**YOUR OBJECTIVE**
Without altering anything, output the material below.

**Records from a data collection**
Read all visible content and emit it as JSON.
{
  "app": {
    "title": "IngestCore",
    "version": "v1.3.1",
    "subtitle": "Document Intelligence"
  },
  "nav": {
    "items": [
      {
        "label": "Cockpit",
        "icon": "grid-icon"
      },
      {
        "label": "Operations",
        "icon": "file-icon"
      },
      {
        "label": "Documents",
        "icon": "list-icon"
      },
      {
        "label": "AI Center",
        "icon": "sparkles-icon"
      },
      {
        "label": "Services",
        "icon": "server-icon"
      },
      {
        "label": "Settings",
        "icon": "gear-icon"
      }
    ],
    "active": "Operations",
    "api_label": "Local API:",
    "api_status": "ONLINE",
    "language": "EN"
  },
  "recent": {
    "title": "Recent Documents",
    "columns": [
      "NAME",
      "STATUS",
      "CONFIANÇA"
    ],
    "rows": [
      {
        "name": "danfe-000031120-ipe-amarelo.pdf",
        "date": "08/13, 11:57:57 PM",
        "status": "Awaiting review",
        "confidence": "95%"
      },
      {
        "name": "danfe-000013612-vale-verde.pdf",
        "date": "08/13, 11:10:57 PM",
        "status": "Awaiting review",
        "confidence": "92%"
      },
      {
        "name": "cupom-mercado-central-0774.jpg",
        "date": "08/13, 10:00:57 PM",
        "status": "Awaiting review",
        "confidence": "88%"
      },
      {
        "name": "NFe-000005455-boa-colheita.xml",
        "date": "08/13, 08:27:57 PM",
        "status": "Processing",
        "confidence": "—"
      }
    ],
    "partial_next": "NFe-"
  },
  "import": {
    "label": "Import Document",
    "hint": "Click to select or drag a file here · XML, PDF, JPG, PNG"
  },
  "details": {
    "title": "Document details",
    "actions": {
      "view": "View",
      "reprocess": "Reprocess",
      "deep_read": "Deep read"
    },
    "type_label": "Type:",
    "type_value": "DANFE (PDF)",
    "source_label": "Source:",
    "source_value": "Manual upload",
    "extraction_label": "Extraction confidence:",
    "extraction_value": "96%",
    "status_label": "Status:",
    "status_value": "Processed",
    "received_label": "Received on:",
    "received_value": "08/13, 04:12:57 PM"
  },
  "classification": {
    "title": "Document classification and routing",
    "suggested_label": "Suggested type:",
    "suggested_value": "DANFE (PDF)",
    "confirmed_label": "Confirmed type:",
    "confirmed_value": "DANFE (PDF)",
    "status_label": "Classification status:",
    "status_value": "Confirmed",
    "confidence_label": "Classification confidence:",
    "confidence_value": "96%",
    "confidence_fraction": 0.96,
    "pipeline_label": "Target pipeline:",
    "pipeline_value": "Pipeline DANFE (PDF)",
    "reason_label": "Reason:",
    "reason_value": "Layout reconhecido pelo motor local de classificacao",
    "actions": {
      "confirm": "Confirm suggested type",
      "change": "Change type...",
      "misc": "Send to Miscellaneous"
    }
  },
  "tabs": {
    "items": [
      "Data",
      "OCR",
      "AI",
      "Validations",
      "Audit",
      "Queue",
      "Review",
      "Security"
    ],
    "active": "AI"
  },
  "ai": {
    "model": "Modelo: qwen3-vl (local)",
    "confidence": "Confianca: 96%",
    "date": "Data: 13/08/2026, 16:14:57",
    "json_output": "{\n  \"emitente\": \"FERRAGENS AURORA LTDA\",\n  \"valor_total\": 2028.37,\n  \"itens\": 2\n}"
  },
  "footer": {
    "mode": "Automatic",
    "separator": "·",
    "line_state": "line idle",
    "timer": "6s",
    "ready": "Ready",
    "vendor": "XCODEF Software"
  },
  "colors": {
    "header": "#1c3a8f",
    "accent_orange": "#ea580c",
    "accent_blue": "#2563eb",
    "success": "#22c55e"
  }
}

**CORRECT OUTPUT**
Read all visible content and emit it as JSON.
{
  "app": {
    "title": "IngestCore",
    "version": "v1.3.1",
    "subtitle": "Document Intelligence"
  },
  "nav": {
    "items": [
      {
        "label": "Cockpit",
        "icon": "grid-icon"
      },
      {
        "label": "Operations",
        "icon": "file-icon"
      },
      {
        "label": "Documents",
        "icon": "list-icon"
      },
      {
        "label": "AI Center",
        "icon": "sparkles-icon"
      },
      {
        "label": "Services",
        "icon": "server-icon"
      },
      {
        "label": "Settings",
        "icon": "gear-icon"
      }
    ],
    "active": "Operations",
    "api_label": "Local API:",
    "api_status": "ONLINE",
    "language": "EN"
  },
  "recent": {
    "title": "Recent Documents",
    "columns": [
      "NAME",
      "STATUS",
      "CONFIANÇA"
    ],
    "rows": [
      {
        "name": "danfe-000031120-ipe-amarelo.pdf",
        "date": "08/13, 11:57:57 PM",
        "status": "Awaiting review",
        "confidence": "95%"
      },
      {
        "name": "danfe-000013612-vale-verde.pdf",
        "date": "08/13, 11:10:57 PM",
        "status": "Awaiting review",
        "confidence": "92%"
      },
      {
        "name": "cupom-mercado-central-0774.jpg",
        "date": "08/13, 10:00:57 PM",
        "status": "Awaiting review",
        "confidence": "88%"
      },
      {
        "name": "NFe-000005455-boa-colheita.xml",
        "date": "08/13, 08:27:57 PM",
        "status": "Processing",
        "confidence": "—"
      }
    ],
    "partial_next": "NFe-"
  },
  "import": {
    "label": "Import Document",
    "hint": "Click to select or drag a file here · XML, PDF, JPG, PNG"
  },
  "details": {
    "title": "Document details",
    "actions": {
      "view": "View",
      "reprocess": "Reprocess",
      "deep_read": "Deep read"
    },
    "type_label": "Type:",
    "type_value": "DANFE (PDF)",
    "source_label": "Source:",
    "source_value": "Manual upload",
    "extraction_label": "Extraction confidence:",
    "extraction_value": "96%",
    "status_label": "Status:",
    "status_value": "Processed",
    "received_label": "Received on:",
    "received_value": "08/13, 04:12:57 PM"
  },
  "classification": {
    "title": "Document classification and routing",
    "suggested_label": "Suggested type:",
    "suggested_value": "DANFE (PDF)",
    "confirmed_label": "Confirmed type:",
    "confirmed_value": "DANFE (PDF)",
    "status_label": "Classification status:",
    "status_value": "Confirmed",
    "confidence_label": "Classification confidence:",
    "confidence_value": "96%",
    "confidence_fraction": 0.96,
    "pipeline_label": "Target pipeline:",
    "pipeline_value": "Pipeline DANFE (PDF)",
    "reason_label": "Reason:",
    "reason_value": "Layout reconhecido pelo motor local de classificacao",
    "actions": {
      "confirm": "Confirm suggested type",
      "change": "Change type...",
      "misc": "Send to Miscellaneous"
    }
  },
  "tabs": {
    "items": [
      "Data",
      "OCR",
      "AI",
      "Validations",
      "Audit",
      "Queue",
      "Review",
      "Security"
    ],
    "active": "AI"
  },
  "ai": {
    "model": "Modelo: qwen3-vl (local)",
    "confidence": "Confianca: 96%",
    "date": "Data: 13/08/2026, 16:14:57",
    "json_output": "{\n  \"emitente\": \"FERRAGENS AURORA LTDA\",\n  \"valor_total\": 2028.37,\n  \"itens\": 2\n}"
  },
  "footer": {
    "mode": "Automatic",
    "separator": "·",
    "line_state": "line idle",
    "timer": "6s",
    "ready": "Ready",
    "vendor": "XCODEF Software"
  },
  "colors": {
    "header": "#1c3a8f",
    "accent_orange": "#ea580c",
    "accent_blue": "#2563eb",
    "success": "#22c55e"
  }
}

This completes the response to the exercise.